**Task description:** Extract all lines containing "value".

§

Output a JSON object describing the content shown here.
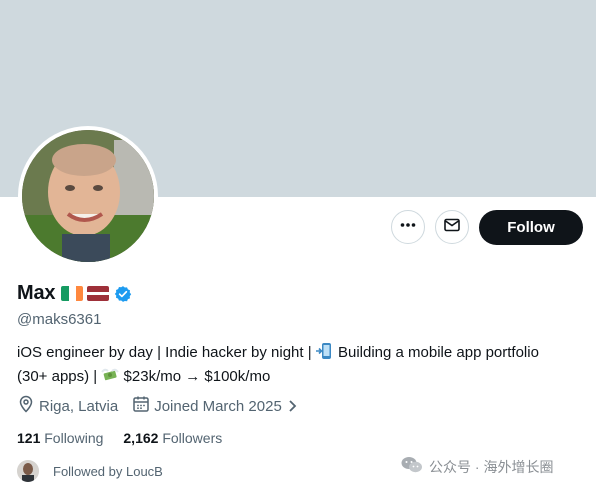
{
  "profile": {
    "name": "Max",
    "handle": "@maks6361",
    "bio_line1": "iOS engineer by day | Indie hacker by night | ",
    "bio_line1b": " Building a mobile app portfolio",
    "bio_line2a": "(30+ apps) | ",
    "bio_line2b": " $23k/mo → $100k/mo",
    "location": "Riga, Latvia",
    "joined": "Joined March 2025"
  },
  "actions": {
    "follow_label": "Follow"
  },
  "stats": {
    "following_count": "121",
    "following_label": "Following",
    "followers_count": "2,162",
    "followers_label": "Followers"
  },
  "followed_by": {
    "text": "Followed by LoucB"
  },
  "watermark": {
    "text": "公众号 · 海外增长圈"
  },
  "icons": {
    "more": "more-horizontal-icon",
    "message": "envelope-icon",
    "verified": "verified-badge-icon",
    "location": "location-pin-icon",
    "calendar": "calendar-icon",
    "chevron": "chevron-right-icon",
    "flags": [
      "ireland-flag-icon",
      "latvia-flag-icon"
    ],
    "bio_emoji": [
      "phone-arrow-emoji-icon",
      "money-wings-emoji-icon"
    ]
  },
  "colors": {
    "banner": "#cfd9de",
    "text_primary": "#0f1419",
    "text_secondary": "#536471",
    "follow_button": "#0f1419",
    "verified": "#1d9bf0"
  }
}
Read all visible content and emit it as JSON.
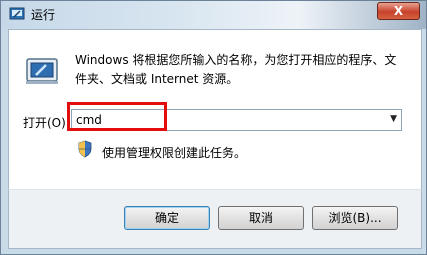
{
  "window": {
    "title": "运行",
    "close_glyph": "X"
  },
  "description": "Windows 将根据您所输入的名称，为您打开相应的程序、文件夹、文档或 Internet 资源。",
  "open_field": {
    "label": "打开(O):",
    "value": "cmd"
  },
  "admin_note": "使用管理权限创建此任务。",
  "buttons": {
    "ok": "确定",
    "cancel": "取消",
    "browse": "浏览(B)..."
  },
  "colors": {
    "highlight": "#e30d0d",
    "accent": "#3c7fb1"
  },
  "icons": [
    "run-icon",
    "shield-icon",
    "dropdown-arrow-icon",
    "close-icon"
  ]
}
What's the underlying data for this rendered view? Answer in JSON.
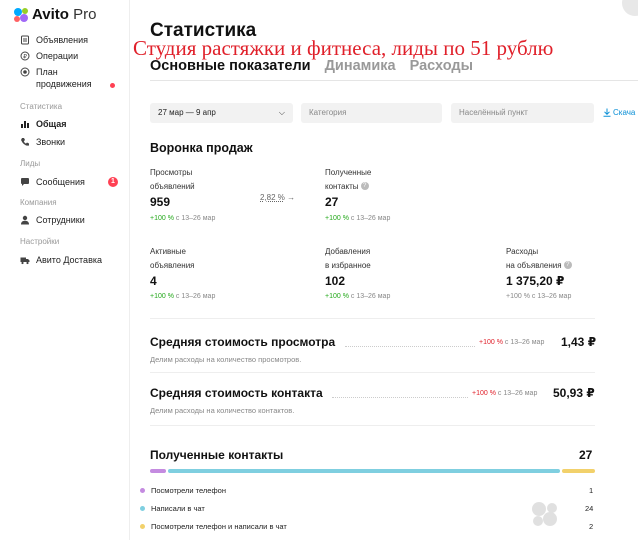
{
  "app": {
    "brand": "Avito",
    "brand_suffix": "Pro"
  },
  "sidebar": {
    "items_top": [
      {
        "label": "Объявления",
        "icon": "document-icon"
      },
      {
        "label": "Операции",
        "icon": "coin-icon"
      },
      {
        "label": "План продвижения",
        "label_l1": "План",
        "label_l2": "продвижения",
        "icon": "target-icon"
      }
    ],
    "group_stats": "Статистика",
    "stats_items": [
      {
        "label": "Общая",
        "icon": "bar-chart-icon",
        "active": true
      },
      {
        "label": "Звонки",
        "icon": "phone-icon"
      }
    ],
    "group_leads": "Лиды",
    "leads_items": [
      {
        "label": "Сообщения",
        "icon": "chat-icon",
        "badge": "1"
      }
    ],
    "group_company": "Компания",
    "company_items": [
      {
        "label": "Сотрудники",
        "icon": "person-icon"
      }
    ],
    "group_settings": "Настройки",
    "settings_items": [
      {
        "label": "Авито Доставка",
        "icon": "truck-icon"
      }
    ]
  },
  "page": {
    "title": "Статистика",
    "banner": "Студия растяжки и фитнеса, лиды по 51 рублю",
    "tabs": [
      "Основные показатели",
      "Динамика",
      "Расходы"
    ],
    "active_tab": "Основные показатели"
  },
  "filters": {
    "date": "27 мар — 9 апр",
    "category_placeholder": "Категория",
    "city_placeholder": "Населённый пункт",
    "download_label": "Скача"
  },
  "funnel": {
    "title": "Воронка продаж",
    "conversion": "2,82 %",
    "views": {
      "label_l1": "Просмотры",
      "label_l2": "объявлений",
      "value": "959",
      "delta_pct": "+100 %",
      "delta_ref": "с 13–26 мар"
    },
    "contacts": {
      "label_l1": "Полученные",
      "label_l2": "контакты",
      "value": "27",
      "delta_pct": "+100 %",
      "delta_ref": "с 13–26 мар"
    },
    "active_ads": {
      "label_l1": "Активные",
      "label_l2": "объявления",
      "value": "4",
      "delta_pct": "+100 %",
      "delta_ref": "с 13–26 мар"
    },
    "favorites": {
      "label_l1": "Добавления",
      "label_l2": "в избранное",
      "value": "102",
      "delta_pct": "+100 %",
      "delta_ref": "с 13–26 мар"
    },
    "spend": {
      "label_l1": "Расходы",
      "label_l2": "на объявления",
      "value": "1 375,20 ₽",
      "delta_pct": "+100 %",
      "delta_ref": "с 13–26 мар"
    }
  },
  "costs": {
    "per_view": {
      "title": "Средняя стоимость просмотра",
      "delta_pct": "+100 %",
      "delta_ref": "с 13–26 мар",
      "value": "1,43 ₽",
      "desc": "Делим расходы на количество просмотров."
    },
    "per_contact": {
      "title": "Средняя стоимость контакта",
      "delta_pct": "+100 %",
      "delta_ref": "с 13–26 мар",
      "value": "50,93 ₽",
      "desc": "Делим расходы на количество контактов."
    }
  },
  "contacts_breakdown": {
    "title": "Полученные контакты",
    "total": "27",
    "items": [
      {
        "label": "Посмотрели телефон",
        "count": "1",
        "color": "#c48be0"
      },
      {
        "label": "Написали в чат",
        "count": "24",
        "color": "#7fcfe0"
      },
      {
        "label": "Посмотрели телефон и написали в чат",
        "count": "2",
        "color": "#f2d16b"
      }
    ]
  },
  "colors": {
    "accent": "#0a8fd6",
    "positive": "#23a81a",
    "negative": "#e0202a",
    "banner": "#e0202a"
  }
}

§

**Result of the task:**
    "value": "cmd"
      "value": "959",
      "value": "27",
      "value": "4",
      "value": "102",
      "value": "1 375,20 ₽",
      "value": "1,43 ₽",
      "value": "50,93 ₽",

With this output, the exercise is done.